» What is required:
In the listing below, find every line containing "filled" and copy it out.

» Given data:
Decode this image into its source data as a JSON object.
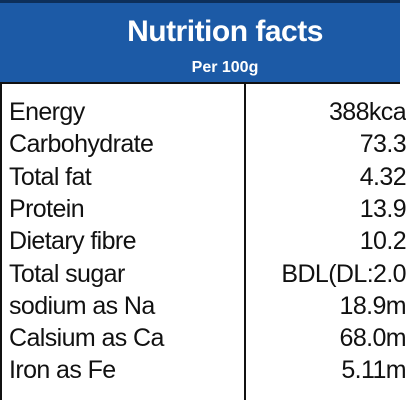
{
  "header": {
    "title": "Nutrition facts",
    "subtitle": "Per 100g"
  },
  "table": {
    "rows": [
      [
        "Energy",
        "388kca"
      ],
      [
        "Carbohydrate",
        "73.3"
      ],
      [
        "Total fat",
        "4.32"
      ],
      [
        "Protein",
        "13.9"
      ],
      [
        "Dietary fibre",
        "10.2"
      ],
      [
        "Total sugar",
        "BDL(DL:2.0"
      ],
      [
        "sodium as Na",
        "18.9m"
      ],
      [
        "Calsium as Ca",
        "68.0m"
      ],
      [
        "Iron as Fe",
        "5.11m"
      ]
    ]
  }
}
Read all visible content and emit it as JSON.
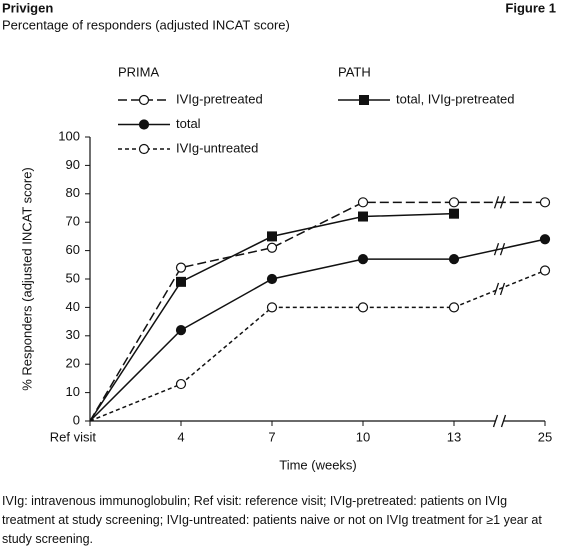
{
  "chart_data": {
    "type": "line",
    "title": "Privigen",
    "figure_label": "Figure 1",
    "subtitle": "Percentage of responders (adjusted INCAT score)",
    "legend_headers": [
      "PRIMA",
      "PATH"
    ],
    "y_label": "% Responders (adjusted INCAT score)",
    "x_label": "Time (weeks)",
    "categories": [
      "Ref visit",
      "4",
      "7",
      "10",
      "13",
      "25"
    ],
    "ylim": [
      0,
      100
    ],
    "yticks": [
      0,
      10,
      20,
      30,
      40,
      50,
      60,
      70,
      80,
      90,
      100
    ],
    "axis_break": true,
    "series": [
      {
        "name": "IVIg-pretreated",
        "color": "#111111",
        "dash": "9 4",
        "marker": "open-circle",
        "values": [
          0,
          54,
          61,
          77,
          77,
          77
        ]
      },
      {
        "name": "total",
        "color": "#111111",
        "dash": "none",
        "marker": "filled-circle",
        "values": [
          0,
          32,
          50,
          57,
          57,
          64
        ]
      },
      {
        "name": "IVIg-untreated",
        "color": "#111111",
        "dash": "4 3",
        "marker": "open-circle",
        "values": [
          0,
          13,
          40,
          40,
          40,
          53
        ]
      },
      {
        "name": "total, IVIg-pretreated",
        "color": "#111111",
        "dash": "none",
        "marker": "filled-square",
        "values": [
          0,
          49,
          65,
          72,
          73,
          null
        ]
      }
    ],
    "footnote": "IVIg: intravenous immunoglobulin; Ref visit: reference visit; IVIg-pretreated: patients on IVIg treatment at study screening; IVIg-untreated: patients naive or not on IVIg treatment for ≥1 year at study screening."
  }
}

» Written solution:
        "marker": "filled-circle",
        "marker": "filled-square",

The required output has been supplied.